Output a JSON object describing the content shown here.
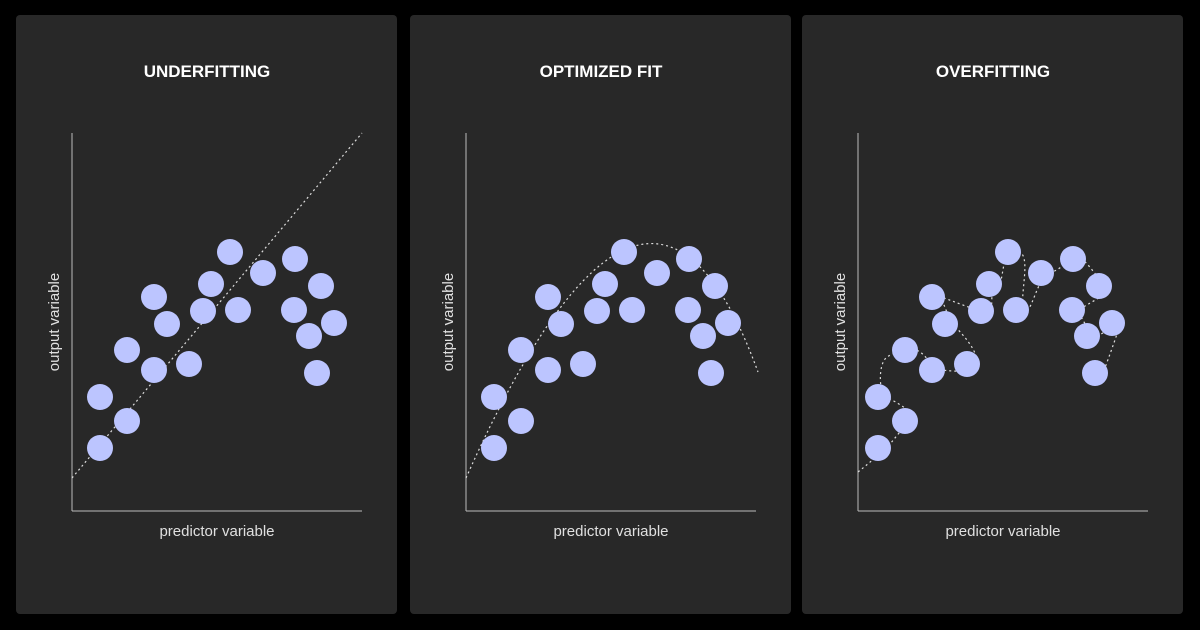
{
  "panels": [
    {
      "title": "UNDERFITTING",
      "x_label": "predictor variable",
      "y_label": "output variable"
    },
    {
      "title": "OPTIMIZED FIT",
      "x_label": "predictor variable",
      "y_label": "output variable"
    },
    {
      "title": "OVERFITTING",
      "x_label": "predictor variable",
      "y_label": "output variable"
    }
  ]
}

:::

AIM: Pictures are not part of the copy; reproduce everything else in the records exactly.

SOLUTION FOR THIS EXERCISE:
Output a JSON object describing the content shown here.
{
  "panels": [
    {
      "title": "UNDERFITTING",
      "x_label": "predictor variable",
      "y_label": "output variable"
    },
    {
      "title": "OPTIMIZED FIT",
      "x_label": "predictor variable",
      "y_label": "output variable"
    },
    {
      "title": "OVERFITTING",
      "x_label": "predictor variable",
      "y_label": "output variable"
    }
  ]
}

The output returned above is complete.